= WRITTEN REQUEST =
Give the material again in full, matching it exactly.

= AVAILABLE RECORDS =
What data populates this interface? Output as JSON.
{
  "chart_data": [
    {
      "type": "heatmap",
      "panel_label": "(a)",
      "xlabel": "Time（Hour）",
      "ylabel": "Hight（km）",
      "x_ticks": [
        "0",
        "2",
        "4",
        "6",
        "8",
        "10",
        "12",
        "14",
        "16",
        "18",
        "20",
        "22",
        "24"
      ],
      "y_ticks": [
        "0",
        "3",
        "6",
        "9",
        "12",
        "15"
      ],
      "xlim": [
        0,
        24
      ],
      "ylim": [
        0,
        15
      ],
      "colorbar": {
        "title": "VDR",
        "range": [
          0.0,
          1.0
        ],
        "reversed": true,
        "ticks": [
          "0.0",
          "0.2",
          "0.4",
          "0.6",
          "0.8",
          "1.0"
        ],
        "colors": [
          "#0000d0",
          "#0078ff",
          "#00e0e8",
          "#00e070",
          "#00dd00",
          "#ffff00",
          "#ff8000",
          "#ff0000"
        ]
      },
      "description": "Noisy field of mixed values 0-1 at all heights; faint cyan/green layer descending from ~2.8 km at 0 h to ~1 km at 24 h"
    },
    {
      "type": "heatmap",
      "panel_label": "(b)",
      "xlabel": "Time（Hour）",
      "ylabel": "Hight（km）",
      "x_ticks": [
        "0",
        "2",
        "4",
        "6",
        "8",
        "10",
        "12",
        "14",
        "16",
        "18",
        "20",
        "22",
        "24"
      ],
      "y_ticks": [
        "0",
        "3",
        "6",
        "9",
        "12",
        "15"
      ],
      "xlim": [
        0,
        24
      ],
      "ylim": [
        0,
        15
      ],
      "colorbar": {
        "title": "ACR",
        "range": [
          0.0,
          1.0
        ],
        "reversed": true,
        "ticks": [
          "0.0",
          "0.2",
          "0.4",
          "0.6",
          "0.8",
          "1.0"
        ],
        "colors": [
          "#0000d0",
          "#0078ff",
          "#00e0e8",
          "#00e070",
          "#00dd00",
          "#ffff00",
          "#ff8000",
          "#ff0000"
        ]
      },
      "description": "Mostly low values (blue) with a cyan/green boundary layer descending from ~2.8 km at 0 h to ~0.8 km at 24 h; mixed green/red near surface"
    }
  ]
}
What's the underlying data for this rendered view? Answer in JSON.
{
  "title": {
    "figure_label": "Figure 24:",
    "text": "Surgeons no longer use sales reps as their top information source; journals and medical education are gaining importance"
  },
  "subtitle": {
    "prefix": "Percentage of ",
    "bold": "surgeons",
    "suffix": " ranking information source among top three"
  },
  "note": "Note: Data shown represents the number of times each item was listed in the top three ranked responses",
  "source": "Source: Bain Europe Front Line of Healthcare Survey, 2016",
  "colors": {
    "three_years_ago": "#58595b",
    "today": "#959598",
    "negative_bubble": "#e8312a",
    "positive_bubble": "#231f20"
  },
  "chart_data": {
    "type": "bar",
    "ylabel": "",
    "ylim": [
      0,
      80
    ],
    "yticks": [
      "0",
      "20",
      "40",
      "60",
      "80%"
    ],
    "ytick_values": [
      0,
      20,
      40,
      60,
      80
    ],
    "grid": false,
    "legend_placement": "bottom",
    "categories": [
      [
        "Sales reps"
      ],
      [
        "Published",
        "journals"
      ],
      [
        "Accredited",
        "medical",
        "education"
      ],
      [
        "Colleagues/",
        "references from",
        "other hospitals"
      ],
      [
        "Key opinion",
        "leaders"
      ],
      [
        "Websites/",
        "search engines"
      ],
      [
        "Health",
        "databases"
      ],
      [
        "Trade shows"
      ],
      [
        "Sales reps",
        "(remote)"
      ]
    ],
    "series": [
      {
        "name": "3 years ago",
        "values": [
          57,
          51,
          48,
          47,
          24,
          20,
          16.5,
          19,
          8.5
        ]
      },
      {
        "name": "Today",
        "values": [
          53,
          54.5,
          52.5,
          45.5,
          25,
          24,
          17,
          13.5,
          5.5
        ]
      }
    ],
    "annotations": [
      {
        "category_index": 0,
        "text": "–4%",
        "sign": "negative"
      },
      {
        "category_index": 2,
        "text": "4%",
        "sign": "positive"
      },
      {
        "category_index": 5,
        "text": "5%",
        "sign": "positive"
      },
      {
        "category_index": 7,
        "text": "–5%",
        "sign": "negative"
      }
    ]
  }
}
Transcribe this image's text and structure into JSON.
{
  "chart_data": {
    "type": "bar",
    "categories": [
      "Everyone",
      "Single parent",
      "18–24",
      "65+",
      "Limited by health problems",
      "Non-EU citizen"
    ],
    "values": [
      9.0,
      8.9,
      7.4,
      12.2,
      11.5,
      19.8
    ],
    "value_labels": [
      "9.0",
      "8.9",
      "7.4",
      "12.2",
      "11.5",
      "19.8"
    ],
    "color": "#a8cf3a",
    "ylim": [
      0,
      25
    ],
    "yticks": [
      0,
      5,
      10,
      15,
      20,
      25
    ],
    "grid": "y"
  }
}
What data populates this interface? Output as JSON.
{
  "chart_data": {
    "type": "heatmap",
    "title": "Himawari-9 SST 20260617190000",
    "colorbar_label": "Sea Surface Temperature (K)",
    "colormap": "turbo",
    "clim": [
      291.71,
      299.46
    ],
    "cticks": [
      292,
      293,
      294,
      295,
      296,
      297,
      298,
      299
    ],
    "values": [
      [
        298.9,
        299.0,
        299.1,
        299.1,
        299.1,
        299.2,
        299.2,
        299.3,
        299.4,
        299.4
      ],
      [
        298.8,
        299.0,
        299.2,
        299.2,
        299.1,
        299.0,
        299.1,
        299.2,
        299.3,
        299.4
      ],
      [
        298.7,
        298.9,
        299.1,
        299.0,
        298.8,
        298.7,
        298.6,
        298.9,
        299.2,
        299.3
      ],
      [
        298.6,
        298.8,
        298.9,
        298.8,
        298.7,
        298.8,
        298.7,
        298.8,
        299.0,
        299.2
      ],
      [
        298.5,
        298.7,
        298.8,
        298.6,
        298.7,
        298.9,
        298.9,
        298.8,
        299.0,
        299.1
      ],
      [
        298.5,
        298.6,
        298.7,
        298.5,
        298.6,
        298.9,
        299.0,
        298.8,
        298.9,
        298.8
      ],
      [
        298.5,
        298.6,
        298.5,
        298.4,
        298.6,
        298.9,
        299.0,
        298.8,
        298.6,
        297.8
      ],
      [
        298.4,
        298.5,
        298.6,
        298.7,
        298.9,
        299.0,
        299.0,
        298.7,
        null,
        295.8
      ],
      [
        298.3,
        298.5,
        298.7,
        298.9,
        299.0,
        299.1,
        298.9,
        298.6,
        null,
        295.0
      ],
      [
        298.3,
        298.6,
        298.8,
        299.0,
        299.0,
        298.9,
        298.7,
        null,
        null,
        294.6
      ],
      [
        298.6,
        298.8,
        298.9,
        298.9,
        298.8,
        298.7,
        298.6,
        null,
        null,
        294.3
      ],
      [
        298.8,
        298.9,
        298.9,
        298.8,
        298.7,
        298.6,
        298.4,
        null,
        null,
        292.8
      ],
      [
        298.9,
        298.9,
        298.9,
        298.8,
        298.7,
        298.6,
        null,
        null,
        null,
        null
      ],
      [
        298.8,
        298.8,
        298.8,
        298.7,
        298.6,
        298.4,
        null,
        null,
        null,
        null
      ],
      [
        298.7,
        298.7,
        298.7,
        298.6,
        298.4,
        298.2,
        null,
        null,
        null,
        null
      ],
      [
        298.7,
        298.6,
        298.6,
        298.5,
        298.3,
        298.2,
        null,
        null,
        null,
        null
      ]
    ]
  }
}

= ANSWER TO THE EXERCISE =
What data populates this interface? Output as JSON.
{
  "chart_data": [
    {
      "type": "heatmap",
      "panel_label": "(a)",
      "xlabel": "Time（Hour）",
      "ylabel": "Hight（km）",
      "x_ticks": [
        "0",
        "2",
        "4",
        "6",
        "8",
        "10",
        "12",
        "14",
        "16",
        "18",
        "20",
        "22",
        "24"
      ],
      "y_ticks": [
        "0",
        "3",
        "6",
        "9",
        "12",
        "15"
      ],
      "xlim": [
        0,
        24
      ],
      "ylim": [
        0,
        15
      ],
      "colorbar": {
        "title": "VDR",
        "range": [
          0.0,
          1.0
        ],
        "reversed": true,
        "ticks": [
          "0.0",
          "0.2",
          "0.4",
          "0.6",
          "0.8",
          "1.0"
        ],
        "colors": [
          "#0000d0",
          "#0078ff",
          "#00e0e8",
          "#00e070",
          "#00dd00",
          "#ffff00",
          "#ff8000",
          "#ff0000"
        ]
      },
      "description": "Noisy field of mixed values 0-1 at all heights; faint cyan/green layer descending from ~2.8 km at 0 h to ~1 km at 24 h"
    },
    {
      "type": "heatmap",
      "panel_label": "(b)",
      "xlabel": "Time（Hour）",
      "ylabel": "Hight（km）",
      "x_ticks": [
        "0",
        "2",
        "4",
        "6",
        "8",
        "10",
        "12",
        "14",
        "16",
        "18",
        "20",
        "22",
        "24"
      ],
      "y_ticks": [
        "0",
        "3",
        "6",
        "9",
        "12",
        "15"
      ],
      "xlim": [
        0,
        24
      ],
      "ylim": [
        0,
        15
      ],
      "colorbar": {
        "title": "ACR",
        "range": [
          0.0,
          1.0
        ],
        "reversed": true,
        "ticks": [
          "0.0",
          "0.2",
          "0.4",
          "0.6",
          "0.8",
          "1.0"
        ],
        "colors": [
          "#0000d0",
          "#0078ff",
          "#00e0e8",
          "#00e070",
          "#00dd00",
          "#ffff00",
          "#ff8000",
          "#ff0000"
        ]
      },
      "description": "Mostly low values (blue) with a cyan/green boundary layer descending from ~2.8 km at 0 h to ~0.8 km at 24 h; mixed green/red near surface"
    }
  ]
}
What's the underlying data for this rendered view? Answer in JSON.
{
  "title": {
    "figure_label": "Figure 24:",
    "text": "Surgeons no longer use sales reps as their top information source; journals and medical education are gaining importance"
  },
  "subtitle": {
    "prefix": "Percentage of ",
    "bold": "surgeons",
    "suffix": " ranking information source among top three"
  },
  "note": "Note: Data shown represents the number of times each item was listed in the top three ranked responses",
  "source": "Source: Bain Europe Front Line of Healthcare Survey, 2016",
  "colors": {
    "three_years_ago": "#58595b",
    "today": "#959598",
    "negative_bubble": "#e8312a",
    "positive_bubble": "#231f20"
  },
  "chart_data": {
    "type": "bar",
    "ylabel": "",
    "ylim": [
      0,
      80
    ],
    "yticks": [
      "0",
      "20",
      "40",
      "60",
      "80%"
    ],
    "ytick_values": [
      0,
      20,
      40,
      60,
      80
    ],
    "grid": false,
    "legend_placement": "bottom",
    "categories": [
      [
        "Sales reps"
      ],
      [
        "Published",
        "journals"
      ],
      [
        "Accredited",
        "medical",
        "education"
      ],
      [
        "Colleagues/",
        "references from",
        "other hospitals"
      ],
      [
        "Key opinion",
        "leaders"
      ],
      [
        "Websites/",
        "search engines"
      ],
      [
        "Health",
        "databases"
      ],
      [
        "Trade shows"
      ],
      [
        "Sales reps",
        "(remote)"
      ]
    ],
    "series": [
      {
        "name": "3 years ago",
        "values": [
          57,
          51,
          48,
          47,
          24,
          20,
          16.5,
          19,
          8.5
        ]
      },
      {
        "name": "Today",
        "values": [
          53,
          54.5,
          52.5,
          45.5,
          25,
          24,
          17,
          13.5,
          5.5
        ]
      }
    ],
    "annotations": [
      {
        "category_index": 0,
        "text": "–4%",
        "sign": "negative"
      },
      {
        "category_index": 2,
        "text": "4%",
        "sign": "positive"
      },
      {
        "category_index": 5,
        "text": "5%",
        "sign": "positive"
      },
      {
        "category_index": 7,
        "text": "–5%",
        "sign": "negative"
      }
    ]
  }
}
Transcribe this image's text and structure into JSON.
{
  "chart_data": {
    "type": "bar",
    "categories": [
      "Everyone",
      "Single parent",
      "18–24",
      "65+",
      "Limited by health problems",
      "Non-EU citizen"
    ],
    "values": [
      9.0,
      8.9,
      7.4,
      12.2,
      11.5,
      19.8
    ],
    "value_labels": [
      "9.0",
      "8.9",
      "7.4",
      "12.2",
      "11.5",
      "19.8"
    ],
    "color": "#a8cf3a",
    "ylim": [
      0,
      25
    ],
    "yticks": [
      0,
      5,
      10,
      15,
      20,
      25
    ],
    "grid": "y"
  }
}
What data populates this interface? Output as JSON.
{
  "chart_data": {
    "type": "heatmap",
    "title": "Himawari-9 SST 20260617190000",
    "colorbar_label": "Sea Surface Temperature (K)",
    "colormap": "turbo",
    "clim": [
      291.71,
      299.46
    ],
    "cticks": [
      292,
      293,
      294,
      295,
      296,
      297,
      298,
      299
    ],
    "values": [
      [
        298.9,
        299.0,
        299.1,
        299.1,
        299.1,
        299.2,
        299.2,
        299.3,
        299.4,
        299.4
      ],
      [
        298.8,
        299.0,
        299.2,
        299.2,
        299.1,
        299.0,
        299.1,
        299.2,
        299.3,
        299.4
      ],
      [
        298.7,
        298.9,
        299.1,
        299.0,
        298.8,
        298.7,
        298.6,
        298.9,
        299.2,
        299.3
      ],
      [
        298.6,
        298.8,
        298.9,
        298.8,
        298.7,
        298.8,
        298.7,
        298.8,
        299.0,
        299.2
      ],
      [
        298.5,
        298.7,
        298.8,
        298.6,
        298.7,
        298.9,
        298.9,
        298.8,
        299.0,
        299.1
      ],
      [
        298.5,
        298.6,
        298.7,
        298.5,
        298.6,
        298.9,
        299.0,
        298.8,
        298.9,
        298.8
      ],
      [
        298.5,
        298.6,
        298.5,
        298.4,
        298.6,
        298.9,
        299.0,
        298.8,
        298.6,
        297.8
      ],
      [
        298.4,
        298.5,
        298.6,
        298.7,
        298.9,
        299.0,
        299.0,
        298.7,
        null,
        295.8
      ],
      [
        298.3,
        298.5,
        298.7,
        298.9,
        299.0,
        299.1,
        298.9,
        298.6,
        null,
        295.0
      ],
      [
        298.3,
        298.6,
        298.8,
        299.0,
        299.0,
        298.9,
        298.7,
        null,
        null,
        294.6
      ],
      [
        298.6,
        298.8,
        298.9,
        298.9,
        298.8,
        298.7,
        298.6,
        null,
        null,
        294.3
      ],
      [
        298.8,
        298.9,
        298.9,
        298.8,
        298.7,
        298.6,
        298.4,
        null,
        null,
        292.8
      ],
      [
        298.9,
        298.9,
        298.9,
        298.8,
        298.7,
        298.6,
        null,
        null,
        null,
        null
      ],
      [
        298.8,
        298.8,
        298.8,
        298.7,
        298.6,
        298.4,
        null,
        null,
        null,
        null
      ],
      [
        298.7,
        298.7,
        298.7,
        298.6,
        298.4,
        298.2,
        null,
        null,
        null,
        null
      ],
      [
        298.7,
        298.6,
        298.6,
        298.5,
        298.3,
        298.2,
        null,
        null,
        null,
        null
      ]
    ]
  }
}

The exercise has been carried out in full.